## START Task material

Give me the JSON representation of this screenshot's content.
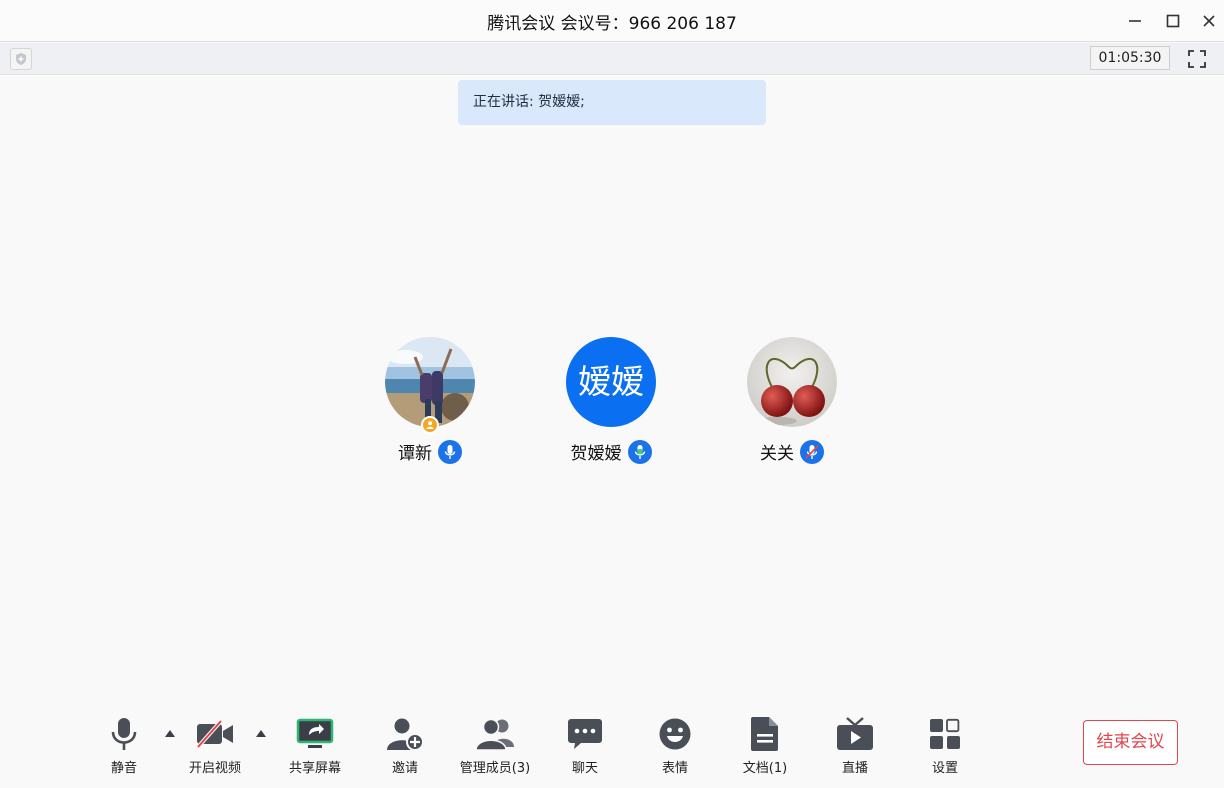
{
  "window": {
    "title": "腾讯会议 会议号：966 206 187"
  },
  "infobar": {
    "timer": "01:05:30"
  },
  "speaking": {
    "text": "正在讲话: 贺嫒嫒;"
  },
  "participants": [
    {
      "name": "谭新",
      "avatar_type": "photo-family",
      "is_host": true,
      "mic": "on"
    },
    {
      "name": "贺嫒嫒",
      "avatar_text": "嫒嫒",
      "avatar_color": "#0a6ff0",
      "mic": "speaking"
    },
    {
      "name": "关关",
      "avatar_type": "photo-cherries",
      "mic": "muted"
    }
  ],
  "toolbar": {
    "items": [
      {
        "label": "静音",
        "icon": "microphone-icon"
      },
      {
        "label": "开启视频",
        "icon": "video-off-icon"
      },
      {
        "label": "共享屏幕",
        "icon": "share-screen-icon"
      },
      {
        "label": "邀请",
        "icon": "add-person-icon"
      },
      {
        "label": "管理成员(3)",
        "icon": "members-icon"
      },
      {
        "label": "聊天",
        "icon": "chat-icon"
      },
      {
        "label": "表情",
        "icon": "emoji-icon"
      },
      {
        "label": "文档(1)",
        "icon": "document-icon"
      },
      {
        "label": "直播",
        "icon": "live-tv-icon"
      },
      {
        "label": "设置",
        "icon": "settings-grid-icon"
      }
    ],
    "end_label": "结束会议"
  },
  "colors": {
    "accent": "#1c72e8",
    "danger": "#e0474c",
    "speaking_bg": "#d9e8fa",
    "share_green": "#2bb673"
  }
}
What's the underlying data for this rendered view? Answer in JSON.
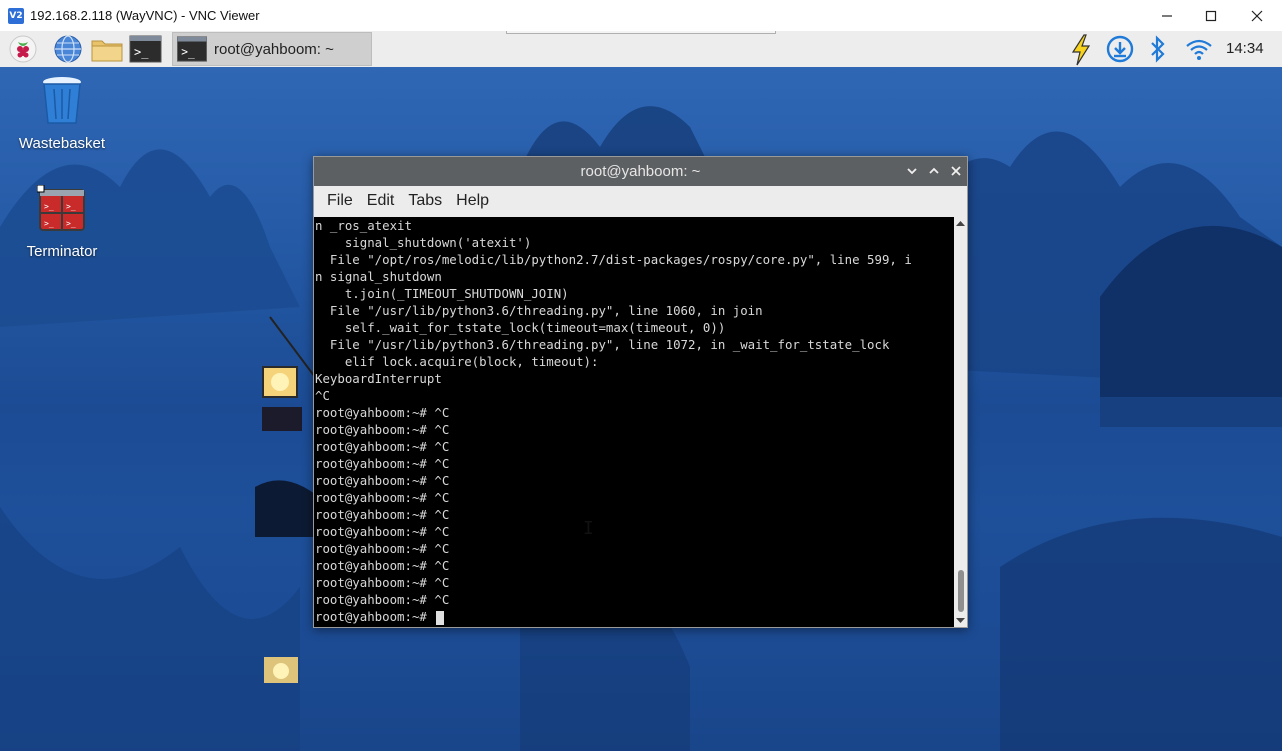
{
  "vnc": {
    "title": "192.168.2.118 (WayVNC) - VNC Viewer",
    "logo_text": "V2",
    "minimize_icon": "minimize-icon",
    "maximize_icon": "maximize-icon",
    "close_icon": "close-icon"
  },
  "panel": {
    "launchers": [
      "raspberry-menu-icon",
      "web-browser-icon",
      "file-manager-icon",
      "terminal-icon"
    ],
    "task_label": "root@yahboom: ~",
    "tray_icons": [
      "power-bolt-icon",
      "download-update-icon",
      "bluetooth-icon",
      "wifi-icon"
    ],
    "clock": "14:34"
  },
  "desktop": {
    "icons": [
      {
        "name": "wastebasket-icon",
        "label": "Wastebasket"
      },
      {
        "name": "terminator-icon",
        "label": "Terminator"
      }
    ]
  },
  "terminal": {
    "title": "root@yahboom: ~",
    "menu": [
      "File",
      "Edit",
      "Tabs",
      "Help"
    ],
    "lines": [
      "n _ros_atexit",
      "    signal_shutdown('atexit')",
      "  File \"/opt/ros/melodic/lib/python2.7/dist-packages/rospy/core.py\", line 599, i",
      "n signal_shutdown",
      "    t.join(_TIMEOUT_SHUTDOWN_JOIN)",
      "  File \"/usr/lib/python3.6/threading.py\", line 1060, in join",
      "    self._wait_for_tstate_lock(timeout=max(timeout, 0))",
      "  File \"/usr/lib/python3.6/threading.py\", line 1072, in _wait_for_tstate_lock",
      "    elif lock.acquire(block, timeout):",
      "KeyboardInterrupt",
      "^C",
      "root@yahboom:~# ^C",
      "root@yahboom:~# ^C",
      "root@yahboom:~# ^C",
      "root@yahboom:~# ^C",
      "root@yahboom:~# ^C",
      "root@yahboom:~# ^C",
      "root@yahboom:~# ^C",
      "root@yahboom:~# ^C",
      "root@yahboom:~# ^C",
      "root@yahboom:~# ^C",
      "root@yahboom:~# ^C",
      "root@yahboom:~# ^C"
    ],
    "prompt": "root@yahboom:~# "
  },
  "colors": {
    "terminal_bg": "#000000",
    "terminal_fg": "#d8d8d8",
    "titlebar": "#5d6062",
    "panel": "#ededed",
    "accent": "#2d6fd6"
  }
}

## END Task material

# What this task involves
Ignore the images and quote every line of the listing exactly.

# Finished task
Give me the JSON representation of this screenshot's content.
{
  "window": {
    "title": "腾讯会议 会议号：966 206 187"
  },
  "infobar": {
    "timer": "01:05:30"
  },
  "speaking": {
    "text": "正在讲话: 贺嫒嫒;"
  },
  "participants": [
    {
      "name": "谭新",
      "avatar_type": "photo-family",
      "is_host": true,
      "mic": "on"
    },
    {
      "name": "贺嫒嫒",
      "avatar_text": "嫒嫒",
      "avatar_color": "#0a6ff0",
      "mic": "speaking"
    },
    {
      "name": "关关",
      "avatar_type": "photo-cherries",
      "mic": "muted"
    }
  ],
  "toolbar": {
    "items": [
      {
        "label": "静音",
        "icon": "microphone-icon"
      },
      {
        "label": "开启视频",
        "icon": "video-off-icon"
      },
      {
        "label": "共享屏幕",
        "icon": "share-screen-icon"
      },
      {
        "label": "邀请",
        "icon": "add-person-icon"
      },
      {
        "label": "管理成员(3)",
        "icon": "members-icon"
      },
      {
        "label": "聊天",
        "icon": "chat-icon"
      },
      {
        "label": "表情",
        "icon": "emoji-icon"
      },
      {
        "label": "文档(1)",
        "icon": "document-icon"
      },
      {
        "label": "直播",
        "icon": "live-tv-icon"
      },
      {
        "label": "设置",
        "icon": "settings-grid-icon"
      }
    ],
    "end_label": "结束会议"
  },
  "colors": {
    "accent": "#1c72e8",
    "danger": "#e0474c",
    "speaking_bg": "#d9e8fa",
    "share_green": "#2bb673"
  }
}
What's the underlying data for this rendered view? Answer in JSON.
{
  "vnc": {
    "title": "192.168.2.118 (WayVNC) - VNC Viewer",
    "logo_text": "V2",
    "minimize_icon": "minimize-icon",
    "maximize_icon": "maximize-icon",
    "close_icon": "close-icon"
  },
  "panel": {
    "launchers": [
      "raspberry-menu-icon",
      "web-browser-icon",
      "file-manager-icon",
      "terminal-icon"
    ],
    "task_label": "root@yahboom: ~",
    "tray_icons": [
      "power-bolt-icon",
      "download-update-icon",
      "bluetooth-icon",
      "wifi-icon"
    ],
    "clock": "14:34"
  },
  "desktop": {
    "icons": [
      {
        "name": "wastebasket-icon",
        "label": "Wastebasket"
      },
      {
        "name": "terminator-icon",
        "label": "Terminator"
      }
    ]
  },
  "terminal": {
    "title": "root@yahboom: ~",
    "menu": [
      "File",
      "Edit",
      "Tabs",
      "Help"
    ],
    "lines": [
      "n _ros_atexit",
      "    signal_shutdown('atexit')",
      "  File \"/opt/ros/melodic/lib/python2.7/dist-packages/rospy/core.py\", line 599, i",
      "n signal_shutdown",
      "    t.join(_TIMEOUT_SHUTDOWN_JOIN)",
      "  File \"/usr/lib/python3.6/threading.py\", line 1060, in join",
      "    self._wait_for_tstate_lock(timeout=max(timeout, 0))",
      "  File \"/usr/lib/python3.6/threading.py\", line 1072, in _wait_for_tstate_lock",
      "    elif lock.acquire(block, timeout):",
      "KeyboardInterrupt",
      "^C",
      "root@yahboom:~# ^C",
      "root@yahboom:~# ^C",
      "root@yahboom:~# ^C",
      "root@yahboom:~# ^C",
      "root@yahboom:~# ^C",
      "root@yahboom:~# ^C",
      "root@yahboom:~# ^C",
      "root@yahboom:~# ^C",
      "root@yahboom:~# ^C",
      "root@yahboom:~# ^C",
      "root@yahboom:~# ^C",
      "root@yahboom:~# ^C"
    ],
    "prompt": "root@yahboom:~# "
  },
  "colors": {
    "terminal_bg": "#000000",
    "terminal_fg": "#d8d8d8",
    "titlebar": "#5d6062",
    "panel": "#ededed",
    "accent": "#2d6fd6"
  }
}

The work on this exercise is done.